> **Task input**:
(begin)

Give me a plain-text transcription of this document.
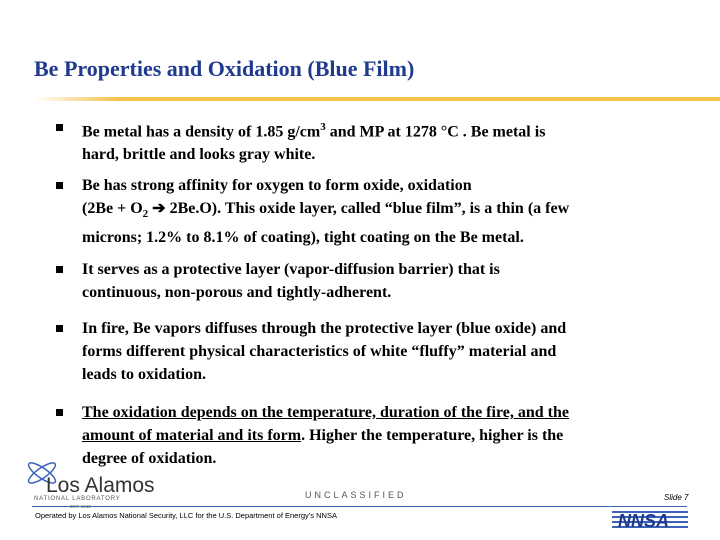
Be Properties and Oxidation (Blue Film)
Be metal has a density of 1.85 $g/cm^3$ and MP at 1278 °C . Be metal is
hard, brittle and looks gray white.
Be has strong affinity for oxygen to form oxide, oxidation
($2Be + O_2$ ➔ 2Be.O). This oxide layer, called “blue film”, is a thin (a few
microns; 1.2% to 8.1% of coating), tight coating on the Be metal.
It serves as a protective layer (vapor-diffusion barrier) that is
continuous, non-porous and tightly-adherent.
In fire, Be vapors diffuses through the protective layer (blue oxide) and
forms different physical characteristics of white “fluffy” material and
leads to oxidation.
The oxidation depends on the temperature, duration of the fire, and the
amount of material and its form. Higher the temperature, higher is the
degree of oxidation.
Los Alamos
NATIONAL LABORATORY	UNCLASSIFIED	Slide 7
Operated by Los Alamos National Security, LLC for the U.S. Department of Energy’s NNSA	NNSA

(end)

State how many lines above contain the string "material", with no other words.

> **Problem solution**: 2